Excerpt to read –
1) Apple's apps come preinstalled on every iPhone.
2) Apple's apps have permission to do things that 3rd party apps cannot.
If I search for "Web Browser" on the App Store... well, technically I'll get results from third parties, but every single one is just a UI skin around Apple's own browser. That strikes me as a much larger problem.
Since Apple makes the hardware and the software I don't have a problem with them preinstalling their own products.
However, when a user is clearly searching for alternatives on the app store, it matters how far down you have to scroll to find a 3rd party app.
Spotify being the 23rd result for a "music" search is absurd.
If I delete Apple's Calendar, install a third party Calendar app (like Fantastical), and click a date link, I'll get a message asking me if I want to reinstall Apple's Calendar. I think it's pretty darn clear in that scenario what the user actually wants.
I have hard time believing this was not intentional.
Edit: on Android Spotify is at place 2-4. iTunes is nowhere to be seen but that could be explained with the horrible reviews it has received (some are even legit).
It goes: 1. Apple Music 2. Music 3. Music> 4. Spotify New music and podcasts
That search term is so broad it's difficult to figure out exactly what the users intent is for that. Do they want to listen to music? Do they want to create or record music?
FWIW, I just searched for "music" and saw: An ad, a story ("run with music"), apple music, two music players I've never heard of and finally Spotify in position 6.
That still feels like Apple is penalising Spotify ...
If I search for "Music" on google (incognito, google.com), spotify is nr 16 (page 2).
* Search ad for Spotify.
* App Store story for "Run With Music".
* Apple Music.
* Some app called "Music".
* Some app called "Music>".
* Spotify.
* YouTube Music.
* SoundCloud.
Not only that, but the autocreated links to addresses in the messaging app will not work with other map apps. In fact, if you've uninstalled the apple maps app, the address links in messenger are completely useless.
* unless i'm mistaken, but I'm a fairly adept technical user and haven't found a way to make address links work.
Meta comment regarding HN community... looking at the comments here it seems like most people didn’t read the article, and just assumed what is being reported.
> Please don't comment on whether someone read an article. "Did you even read the article? It mentions that" can be shortened to "The article mentions that."
Not to mention all the Samsung bloatware.
1. Granting more permissions to third party apps won't cause the iPhone to ship with Samsung bloatware.
2. I'm not necessarily advocating for 3rd party app privileges to be significantly expanded. However, Apple's own apps should mostly play by the same rules. If they can't, that's a sign the rules are too restrictive.
Whose apps should have come preinstalled on iPhones? Samsungs? No apps, let the user install everything from scratch?
The whole value proposition from Apple is that you get something that "Just works".
It might have issues and bugs, like everything has, but the idea behind "just works" => is more or less ready, no fiddling required for the regular Joe.

Rows –
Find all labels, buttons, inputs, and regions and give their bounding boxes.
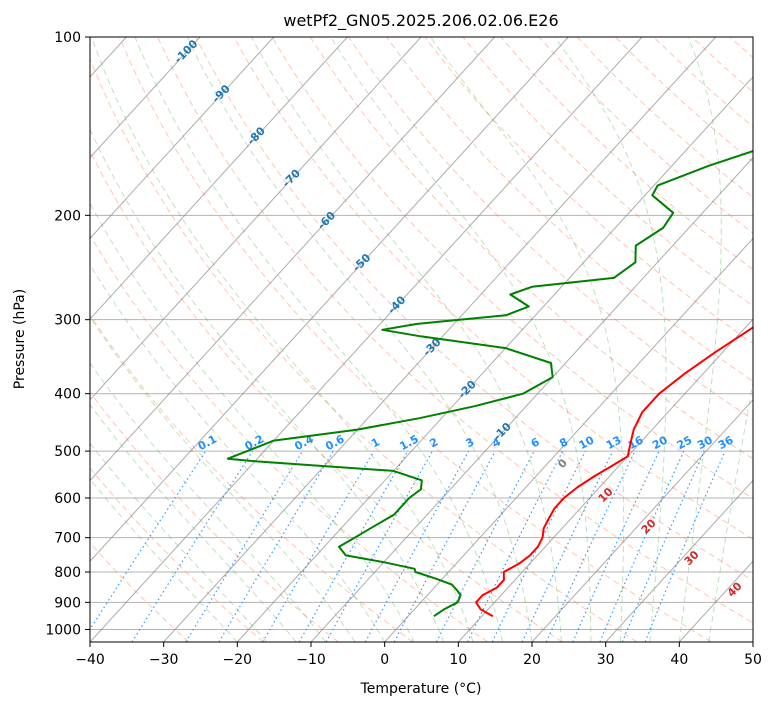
- x-tick-label: −40: [75, 652, 105, 668]
- mixing-ratio-line: [545, 450, 636, 642]
- moist-adiabat-line: [90, 263, 386, 642]
- x-axis-label: Temperature (°C): [360, 681, 482, 697]
- y-tick-label: 800: [54, 565, 81, 581]
- isotherm-line: [605, 479, 753, 642]
- isotherm-line: [90, 37, 275, 240]
- y-tick-label: 500: [54, 444, 81, 460]
- chart-title: wetPf2_GN05.2025.206.02.06.E26: [283, 11, 558, 31]
- isotherm-line: [384, 237, 753, 642]
- x-tick-label: −20: [223, 652, 253, 668]
- mixing-ratio-label: 36: [716, 433, 736, 452]
- y-tick-label: 600: [54, 491, 81, 507]
- mixing-ratio-label: 13: [604, 433, 624, 452]
- dry-adiabat-line: [271, 37, 753, 500]
- moist-adiabat-line: [250, 37, 562, 642]
- mixing-ratio-line: [521, 450, 614, 642]
- moist-adiabat-line: [134, 37, 503, 642]
- dry-adiabat-line: [386, 37, 753, 382]
- plot-frame: [89, 36, 754, 643]
- dry-adiabat-line: [90, 467, 264, 642]
- dry-adiabat-line: [90, 542, 190, 642]
- mixing-ratio-line: [185, 450, 304, 642]
- moist-adiabat-line: [90, 403, 297, 642]
- mixing-ratio-lines: [90, 450, 726, 642]
- isotherm-line: [90, 37, 201, 159]
- dry-adiabat-line: [157, 37, 753, 624]
- moist-adiabat-line: [186, 37, 533, 642]
- isotherm-line: [90, 37, 348, 320]
- isotherm-line: [310, 156, 753, 642]
- x-tick-label: 50: [744, 652, 762, 668]
- moist-adiabat-line: [554, 37, 667, 642]
- mixing-ratio-label: 10: [577, 433, 597, 452]
- moist-adiabat-line: [90, 362, 327, 642]
- dry-adiabat-line: [309, 37, 753, 460]
- mixing-ratio-label: 25: [675, 433, 695, 452]
- pressure-gridlines: [90, 37, 753, 630]
- isotherm-line: [236, 76, 753, 642]
- isotherm-line: [90, 37, 569, 563]
- mixing-ratio-line: [90, 450, 207, 631]
- mixing-ratio-line: [491, 450, 586, 642]
- x-axis-ticks: −40 −30 −20 −10 0 10 20 30 40 50: [75, 642, 762, 668]
- dry-adiabat-line: [90, 58, 638, 642]
- y-tick-label: 1000: [45, 622, 81, 638]
- x-tick-label: 30: [597, 652, 615, 668]
- moist-adiabat-line: [708, 379, 753, 642]
- y-tick-label: 200: [54, 208, 81, 224]
- moist-adiabat-line: [90, 128, 445, 642]
- mixing-ratio-line: [393, 450, 496, 642]
- mixing-ratio-line: [131, 450, 254, 642]
- y-tick-label: 900: [54, 595, 81, 611]
- x-tick-label: 10: [449, 652, 467, 668]
- moist-adiabat-line: [90, 315, 356, 642]
- y-axis-label: Pressure (hPa): [12, 289, 28, 389]
- dry-adiabat-line: [195, 37, 753, 582]
- dry-adiabat-line: [90, 234, 488, 642]
- y-tick-label: 100: [54, 30, 81, 46]
- y-tick-label: 300: [54, 313, 81, 329]
- dry-adiabat-line: [347, 37, 753, 421]
- moist-adiabat-line: [678, 37, 722, 642]
- y-tick-label: 700: [54, 531, 81, 547]
- isotherm-line: [90, 37, 496, 482]
- profile-series: [226, 150, 753, 618]
- mixing-ratio-label: 20: [650, 433, 670, 452]
- mixing-ratio-line: [218, 450, 334, 642]
- x-tick-label: 20: [523, 652, 541, 668]
- x-tick-label: −30: [149, 652, 179, 668]
- dry-adiabat-line: [90, 149, 563, 642]
- y-axis-ticks: 100 200 300 400 500 600 700 800 900 1000: [45, 30, 90, 638]
- mixing-ratio-label: 30: [695, 433, 715, 452]
- mixing-ratio-line: [262, 450, 375, 642]
- x-tick-label: 0: [380, 652, 389, 668]
- mixing-ratio-line: [364, 450, 470, 642]
- temperature-profile: [475, 326, 753, 618]
- mixing-ratio-line: [466, 450, 564, 642]
- dewpoint-profile: [226, 150, 753, 618]
- isotherm-line: [90, 37, 643, 642]
- isotherms: [90, 37, 753, 642]
- x-tick-label: −10: [296, 652, 326, 668]
- isotherm-line: [531, 399, 753, 642]
- x-tick-label: 40: [670, 652, 688, 668]
- y-tick-label: 400: [54, 387, 81, 403]
- moist-adiabat-line: [330, 37, 592, 642]
- isotherm-line: [90, 37, 422, 401]
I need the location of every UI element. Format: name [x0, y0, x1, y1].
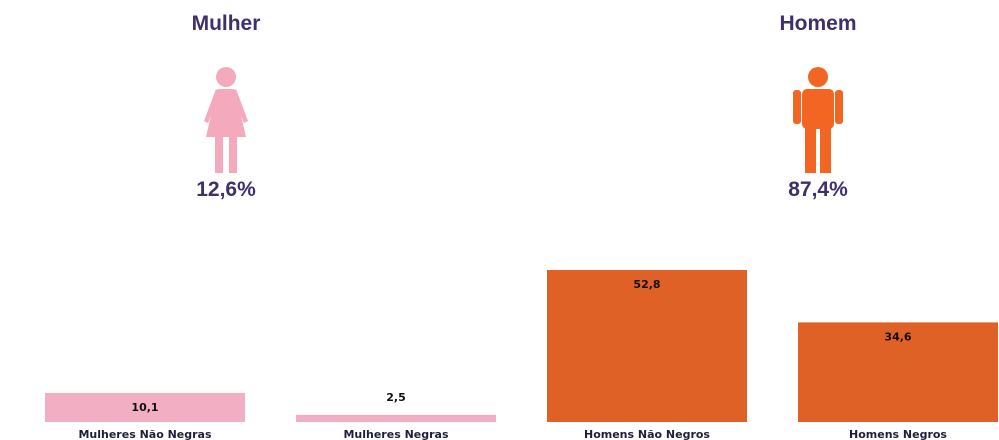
category-label-2: Mulheres Negras — [343, 428, 448, 440]
female-percent: 12,6% — [196, 178, 256, 201]
female-person-icon — [204, 67, 248, 173]
female-summary: Mulher 12,6% — [126, 0, 326, 220]
category-label-4: Homens Negros — [849, 428, 947, 440]
data-label-2: 2,5 — [386, 391, 406, 404]
male-summary: Homem 87,4% — [718, 0, 918, 220]
data-label-1: 10,1 — [131, 401, 158, 414]
category-label-3: Homens Não Negros — [584, 428, 710, 440]
male-title: Homem — [779, 12, 857, 35]
female-title: Mulher — [191, 12, 261, 35]
bar-1 — [45, 392, 245, 422]
bar-2 — [296, 414, 496, 422]
category-label-1: Mulheres Não Negras — [78, 428, 212, 440]
male-person-icon — [793, 67, 843, 173]
data-label-4: 34,6 — [884, 330, 911, 343]
bar-4 — [798, 322, 998, 422]
male-percent: 87,4% — [788, 178, 848, 201]
data-label-3: 52,8 — [633, 278, 660, 291]
bar-3 — [547, 270, 747, 422]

Short task A – From the discussion of Apple's apps, write out the part that opens with the words containing "I have hard" and closes with "or record music?".
Short task B – According to the discussion of Apple's apps, what message appears after someone deletes Apple's Calendar, installs a third-party calendar app, and clicks a date link?
Short task C – Write the next part of the discussion of Apple's apps, picking up after its final sentence.

Reply A –
I have hard time believing this was not intentional.
Edit: on Android Spotify is at place 2-4. iTunes is nowhere to be seen but that could be explained with the horrible reviews it has received (some are even legit).
It goes: 1. Apple Music 2. Music 3. Music> 4. Spotify New music and podcasts
That search term is so broad it's difficult to figure out exactly what the users intent is for that. Do they want to listen to music? Do they want to create or record music?

Reply B – A message asks whether they want to reinstall Apple's Calendar.

Reply C –
At Redmond, we believe everyones apps should come pre-installed. Bought a PC for serious work? well f--- you and please enjoy some candy crush!
Permissions are the bigger issue, though.
Pixel 3 lacks a basic pre-installed app which iOS includes: Voice Notes/Recorder. Scouring the Play store for a simple functionality like this seems silly, and it made me appreciate that Apple's pre-installed kit includes this staple feature.
Scrolling a dozen entries to find an alternate Podcast app, however. That's a joke.
While the pre-installed option is a convenience, it should be much easier to find an alternative, when desired.
However, if I were Spotify, I wouldn't be too concerned about this particular problem. Apple Music and Apple Podcasts come preinstalled on every iPhone, so Spotify effectively lost the discoverability battle before the user even got to the App Store.
By contrast, I'd be quite concerned that Apple is outright preventing me from making my app as good as their first party offerings. Spotify will not ever be able to open Podcast links shared from Safari, or fully integrate into Siri.
Apple is abusing its market position, it has been obvious for me long before this article and the lawsuits. But coming from a country not a member of EU or strong enough on its own, its hard to do anything about it.
The algorithm examines 42
different signals, they said,
including an app’s relevance
to a given search, its
ratings, and its popularity
based on downloads and user
clicks.
[...]
If you searched for “podcast”
in May 2018, you would have
had to scroll through as many
as 14 Apple apps before
finding one made by another
publisher.
[...]
“We make mistakes all the
time,” Mr. Cue said.
“We’re happy to admit when we
do,” Mr. Schiller said. “This
wasn’t a mistake.”
I have to say, it stretches credulity to claim any non-faulty algorithm would put Apple's "compass" app as the second result in a search for "podcast"It's difficult to make any sense at all of such a result.
Not saying that's a good algorithm, but one _might_ be tempted to think that with enough users it should be fine. The 'bug' being that all Apple's users are Apple users, so Apple apps would get pushed high for any search.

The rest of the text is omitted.